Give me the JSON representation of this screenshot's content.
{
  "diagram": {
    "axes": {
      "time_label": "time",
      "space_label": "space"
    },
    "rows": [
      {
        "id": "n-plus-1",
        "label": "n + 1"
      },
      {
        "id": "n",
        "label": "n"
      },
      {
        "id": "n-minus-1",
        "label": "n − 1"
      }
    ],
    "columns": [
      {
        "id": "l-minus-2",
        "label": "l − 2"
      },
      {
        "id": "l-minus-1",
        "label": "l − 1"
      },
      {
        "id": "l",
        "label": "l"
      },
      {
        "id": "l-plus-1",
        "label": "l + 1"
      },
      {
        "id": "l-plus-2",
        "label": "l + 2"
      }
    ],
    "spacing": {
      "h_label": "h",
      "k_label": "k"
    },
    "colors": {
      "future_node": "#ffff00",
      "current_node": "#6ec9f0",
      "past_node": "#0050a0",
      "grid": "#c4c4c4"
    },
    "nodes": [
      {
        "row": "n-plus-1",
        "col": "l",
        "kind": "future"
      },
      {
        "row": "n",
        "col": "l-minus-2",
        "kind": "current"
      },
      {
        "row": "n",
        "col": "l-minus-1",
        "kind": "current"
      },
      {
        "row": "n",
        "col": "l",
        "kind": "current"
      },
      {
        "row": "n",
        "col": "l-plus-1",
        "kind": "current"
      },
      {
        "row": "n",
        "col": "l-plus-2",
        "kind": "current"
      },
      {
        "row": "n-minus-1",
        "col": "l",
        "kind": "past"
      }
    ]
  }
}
* * *
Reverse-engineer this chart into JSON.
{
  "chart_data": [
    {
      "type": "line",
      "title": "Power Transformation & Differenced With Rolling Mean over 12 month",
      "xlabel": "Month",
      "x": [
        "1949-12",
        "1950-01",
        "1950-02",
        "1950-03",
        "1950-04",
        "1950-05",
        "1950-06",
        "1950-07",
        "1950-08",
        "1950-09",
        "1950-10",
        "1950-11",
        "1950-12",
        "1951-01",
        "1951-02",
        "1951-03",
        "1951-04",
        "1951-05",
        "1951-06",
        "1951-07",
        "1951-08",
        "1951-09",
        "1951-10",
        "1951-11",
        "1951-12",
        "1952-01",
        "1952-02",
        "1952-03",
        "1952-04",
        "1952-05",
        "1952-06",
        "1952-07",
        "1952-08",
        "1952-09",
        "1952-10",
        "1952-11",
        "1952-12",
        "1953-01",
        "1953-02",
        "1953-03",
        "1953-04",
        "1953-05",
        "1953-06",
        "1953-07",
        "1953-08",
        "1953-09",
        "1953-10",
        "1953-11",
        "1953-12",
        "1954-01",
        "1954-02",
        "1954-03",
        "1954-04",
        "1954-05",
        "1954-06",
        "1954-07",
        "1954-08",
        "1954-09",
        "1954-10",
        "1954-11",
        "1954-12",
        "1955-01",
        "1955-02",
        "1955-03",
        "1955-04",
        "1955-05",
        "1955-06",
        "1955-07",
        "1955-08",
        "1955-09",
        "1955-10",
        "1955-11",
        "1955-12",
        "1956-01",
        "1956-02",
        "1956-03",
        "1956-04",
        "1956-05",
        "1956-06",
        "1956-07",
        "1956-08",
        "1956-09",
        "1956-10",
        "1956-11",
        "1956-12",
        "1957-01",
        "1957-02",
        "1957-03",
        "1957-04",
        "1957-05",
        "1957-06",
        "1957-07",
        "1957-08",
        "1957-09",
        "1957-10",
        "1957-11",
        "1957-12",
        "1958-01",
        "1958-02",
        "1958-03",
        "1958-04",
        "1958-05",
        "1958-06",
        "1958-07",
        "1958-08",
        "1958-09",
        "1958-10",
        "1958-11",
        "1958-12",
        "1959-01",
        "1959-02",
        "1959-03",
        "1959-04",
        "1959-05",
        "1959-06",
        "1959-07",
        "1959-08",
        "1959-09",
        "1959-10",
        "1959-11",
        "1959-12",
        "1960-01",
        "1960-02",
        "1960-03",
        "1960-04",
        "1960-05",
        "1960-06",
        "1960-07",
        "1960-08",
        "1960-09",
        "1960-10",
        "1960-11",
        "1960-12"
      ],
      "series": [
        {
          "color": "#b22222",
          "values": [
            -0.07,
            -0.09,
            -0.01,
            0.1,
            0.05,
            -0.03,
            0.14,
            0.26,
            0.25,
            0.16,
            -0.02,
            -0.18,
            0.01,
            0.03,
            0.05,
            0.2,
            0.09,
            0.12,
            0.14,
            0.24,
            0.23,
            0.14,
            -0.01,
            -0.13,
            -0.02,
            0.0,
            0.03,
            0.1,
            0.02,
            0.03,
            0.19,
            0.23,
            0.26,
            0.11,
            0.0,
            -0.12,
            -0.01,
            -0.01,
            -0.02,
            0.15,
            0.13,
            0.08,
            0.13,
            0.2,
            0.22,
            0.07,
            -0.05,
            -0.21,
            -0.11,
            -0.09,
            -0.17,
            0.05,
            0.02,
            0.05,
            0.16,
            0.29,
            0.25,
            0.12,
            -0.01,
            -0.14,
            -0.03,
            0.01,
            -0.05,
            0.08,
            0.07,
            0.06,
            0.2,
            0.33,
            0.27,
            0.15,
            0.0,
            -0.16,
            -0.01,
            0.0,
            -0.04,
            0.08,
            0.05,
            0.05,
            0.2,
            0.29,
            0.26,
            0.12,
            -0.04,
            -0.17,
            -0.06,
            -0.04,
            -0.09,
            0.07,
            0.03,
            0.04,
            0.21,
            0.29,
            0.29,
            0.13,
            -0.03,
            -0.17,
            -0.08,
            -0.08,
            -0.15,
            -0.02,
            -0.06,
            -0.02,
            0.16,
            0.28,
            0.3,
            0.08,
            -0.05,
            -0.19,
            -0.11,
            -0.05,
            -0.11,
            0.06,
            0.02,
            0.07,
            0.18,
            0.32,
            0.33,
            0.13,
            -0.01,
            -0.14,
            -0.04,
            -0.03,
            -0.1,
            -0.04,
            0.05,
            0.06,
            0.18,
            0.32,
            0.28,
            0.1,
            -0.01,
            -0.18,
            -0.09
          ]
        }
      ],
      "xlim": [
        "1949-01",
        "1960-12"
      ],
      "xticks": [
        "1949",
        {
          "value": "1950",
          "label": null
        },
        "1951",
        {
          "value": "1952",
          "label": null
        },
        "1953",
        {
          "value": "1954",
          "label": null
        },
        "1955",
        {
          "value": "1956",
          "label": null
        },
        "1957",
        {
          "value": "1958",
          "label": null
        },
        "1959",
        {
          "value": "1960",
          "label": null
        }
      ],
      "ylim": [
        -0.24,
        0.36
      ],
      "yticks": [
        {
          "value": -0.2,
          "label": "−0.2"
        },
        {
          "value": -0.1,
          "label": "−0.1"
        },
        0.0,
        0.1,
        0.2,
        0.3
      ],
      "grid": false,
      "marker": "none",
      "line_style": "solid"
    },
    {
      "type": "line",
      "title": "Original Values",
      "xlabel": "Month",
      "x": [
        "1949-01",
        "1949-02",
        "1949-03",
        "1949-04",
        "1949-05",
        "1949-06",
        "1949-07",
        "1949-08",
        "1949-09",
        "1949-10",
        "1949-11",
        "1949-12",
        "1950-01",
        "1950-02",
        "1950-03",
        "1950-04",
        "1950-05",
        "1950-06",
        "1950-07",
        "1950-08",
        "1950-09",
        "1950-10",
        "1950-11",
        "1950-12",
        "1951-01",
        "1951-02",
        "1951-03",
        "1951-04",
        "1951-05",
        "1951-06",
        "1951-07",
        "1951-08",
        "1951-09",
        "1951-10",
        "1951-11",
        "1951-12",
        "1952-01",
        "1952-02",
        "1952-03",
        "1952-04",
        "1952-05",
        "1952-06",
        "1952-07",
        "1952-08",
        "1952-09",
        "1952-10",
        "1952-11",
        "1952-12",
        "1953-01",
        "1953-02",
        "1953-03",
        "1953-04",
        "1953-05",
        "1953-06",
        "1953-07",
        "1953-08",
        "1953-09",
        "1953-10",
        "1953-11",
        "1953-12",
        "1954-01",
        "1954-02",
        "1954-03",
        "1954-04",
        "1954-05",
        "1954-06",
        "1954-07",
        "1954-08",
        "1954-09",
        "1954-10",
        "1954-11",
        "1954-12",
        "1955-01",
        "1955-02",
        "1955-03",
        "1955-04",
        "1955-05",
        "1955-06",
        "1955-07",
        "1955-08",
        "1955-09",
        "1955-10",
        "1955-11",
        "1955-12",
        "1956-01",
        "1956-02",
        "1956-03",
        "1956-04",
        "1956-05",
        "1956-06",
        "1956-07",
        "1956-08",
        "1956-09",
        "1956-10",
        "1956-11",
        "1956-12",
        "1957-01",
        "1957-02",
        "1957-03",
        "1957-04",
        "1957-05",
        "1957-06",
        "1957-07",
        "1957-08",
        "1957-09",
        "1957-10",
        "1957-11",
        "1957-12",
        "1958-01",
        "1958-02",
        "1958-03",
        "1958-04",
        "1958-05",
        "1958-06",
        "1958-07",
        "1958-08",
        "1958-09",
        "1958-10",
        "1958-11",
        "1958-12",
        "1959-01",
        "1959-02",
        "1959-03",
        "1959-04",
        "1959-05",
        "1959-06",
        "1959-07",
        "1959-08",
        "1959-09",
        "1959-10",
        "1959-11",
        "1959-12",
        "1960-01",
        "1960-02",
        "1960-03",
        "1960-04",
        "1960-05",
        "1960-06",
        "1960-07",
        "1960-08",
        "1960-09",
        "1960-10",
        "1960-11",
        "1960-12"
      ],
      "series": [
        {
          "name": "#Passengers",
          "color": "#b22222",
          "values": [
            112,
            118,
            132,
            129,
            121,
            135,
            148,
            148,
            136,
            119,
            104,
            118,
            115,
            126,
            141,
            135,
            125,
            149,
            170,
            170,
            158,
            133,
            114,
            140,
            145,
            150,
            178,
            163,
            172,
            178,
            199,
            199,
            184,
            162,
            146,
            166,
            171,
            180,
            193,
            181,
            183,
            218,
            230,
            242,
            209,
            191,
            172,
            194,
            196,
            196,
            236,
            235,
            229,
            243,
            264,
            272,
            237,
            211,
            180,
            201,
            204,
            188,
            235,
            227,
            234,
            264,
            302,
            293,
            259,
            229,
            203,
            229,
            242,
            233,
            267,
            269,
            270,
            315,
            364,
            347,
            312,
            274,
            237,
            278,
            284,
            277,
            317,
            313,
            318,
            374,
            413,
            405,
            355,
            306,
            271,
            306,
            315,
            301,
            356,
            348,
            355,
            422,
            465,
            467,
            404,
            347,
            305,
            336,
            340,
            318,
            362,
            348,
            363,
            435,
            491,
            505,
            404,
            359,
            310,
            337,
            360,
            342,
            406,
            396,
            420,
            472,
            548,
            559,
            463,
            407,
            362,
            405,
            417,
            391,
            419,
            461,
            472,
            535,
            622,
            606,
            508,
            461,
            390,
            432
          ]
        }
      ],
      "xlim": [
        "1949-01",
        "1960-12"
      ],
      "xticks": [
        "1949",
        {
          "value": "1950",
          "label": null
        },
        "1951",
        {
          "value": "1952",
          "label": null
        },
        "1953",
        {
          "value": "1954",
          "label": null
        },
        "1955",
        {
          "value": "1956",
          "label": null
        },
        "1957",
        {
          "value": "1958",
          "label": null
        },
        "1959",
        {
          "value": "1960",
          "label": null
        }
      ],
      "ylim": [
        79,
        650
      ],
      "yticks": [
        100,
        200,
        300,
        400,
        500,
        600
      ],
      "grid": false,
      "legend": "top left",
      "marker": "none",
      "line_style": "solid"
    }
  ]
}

PROBLEM TO WORK ON: Please list every line of the records that contains "JSON".

SOLUTION TO THE EXERCISE:
Give me the JSON representation of this screenshot's content.
Reverse-engineer this chart into JSON.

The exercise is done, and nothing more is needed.